• GIVEN INSTRUCTION
Please copy the records below line for line, without changing anything.

**********

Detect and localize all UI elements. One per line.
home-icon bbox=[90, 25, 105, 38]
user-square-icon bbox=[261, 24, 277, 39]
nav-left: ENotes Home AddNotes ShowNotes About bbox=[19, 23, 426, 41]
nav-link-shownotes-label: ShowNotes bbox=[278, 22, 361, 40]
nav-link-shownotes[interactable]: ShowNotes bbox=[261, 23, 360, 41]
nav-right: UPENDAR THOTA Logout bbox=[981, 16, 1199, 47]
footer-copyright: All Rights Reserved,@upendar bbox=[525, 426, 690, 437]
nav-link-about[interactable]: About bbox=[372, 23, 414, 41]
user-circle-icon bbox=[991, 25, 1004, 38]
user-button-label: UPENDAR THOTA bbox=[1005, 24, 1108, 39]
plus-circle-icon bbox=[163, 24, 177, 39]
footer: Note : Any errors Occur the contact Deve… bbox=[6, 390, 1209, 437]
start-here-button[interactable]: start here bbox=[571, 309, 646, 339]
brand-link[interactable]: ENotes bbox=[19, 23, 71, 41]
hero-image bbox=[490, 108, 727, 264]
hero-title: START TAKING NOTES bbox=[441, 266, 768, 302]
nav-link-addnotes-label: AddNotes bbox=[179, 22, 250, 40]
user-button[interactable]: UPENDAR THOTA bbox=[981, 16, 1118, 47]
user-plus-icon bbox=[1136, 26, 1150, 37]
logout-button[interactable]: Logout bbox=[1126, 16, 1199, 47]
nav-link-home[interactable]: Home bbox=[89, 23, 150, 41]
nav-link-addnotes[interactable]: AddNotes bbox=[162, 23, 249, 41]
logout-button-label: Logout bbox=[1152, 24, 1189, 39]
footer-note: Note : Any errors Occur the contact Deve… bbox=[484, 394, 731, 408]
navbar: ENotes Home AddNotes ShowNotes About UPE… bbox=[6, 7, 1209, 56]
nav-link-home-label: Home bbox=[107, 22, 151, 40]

**********

• RESULT
Detect and localize all UI elements. One per line.
home-icon bbox=[90, 25, 105, 38]
user-square-icon bbox=[261, 24, 277, 39]
nav-left: ENotes Home AddNotes ShowNotes About bbox=[19, 23, 426, 41]
nav-link-shownotes-label: ShowNotes bbox=[278, 22, 361, 40]
nav-link-shownotes[interactable]: ShowNotes bbox=[261, 23, 360, 41]
nav-right: UPENDAR THOTA Logout bbox=[981, 16, 1199, 47]
footer-copyright: All Rights Reserved,@upendar bbox=[525, 426, 690, 437]
nav-link-about[interactable]: About bbox=[372, 23, 414, 41]
user-circle-icon bbox=[991, 25, 1004, 38]
user-button-label: UPENDAR THOTA bbox=[1005, 24, 1108, 39]
plus-circle-icon bbox=[163, 24, 177, 39]
footer: Note : Any errors Occur the contact Deve… bbox=[6, 390, 1209, 437]
start-here-button[interactable]: start here bbox=[571, 309, 646, 339]
brand-link[interactable]: ENotes bbox=[19, 23, 71, 41]
hero-image bbox=[490, 108, 727, 264]
hero-title: START TAKING NOTES bbox=[441, 266, 768, 302]
nav-link-addnotes-label: AddNotes bbox=[179, 22, 250, 40]
user-button[interactable]: UPENDAR THOTA bbox=[981, 16, 1118, 47]
user-plus-icon bbox=[1136, 26, 1150, 37]
logout-button[interactable]: Logout bbox=[1126, 16, 1199, 47]
nav-link-home[interactable]: Home bbox=[89, 23, 150, 41]
nav-link-addnotes[interactable]: AddNotes bbox=[162, 23, 249, 41]
logout-button-label: Logout bbox=[1152, 24, 1189, 39]
footer-note: Note : Any errors Occur the contact Deve… bbox=[484, 394, 731, 408]
navbar: ENotes Home AddNotes ShowNotes About UPE… bbox=[6, 7, 1209, 56]
nav-link-home-label: Home bbox=[107, 22, 151, 40]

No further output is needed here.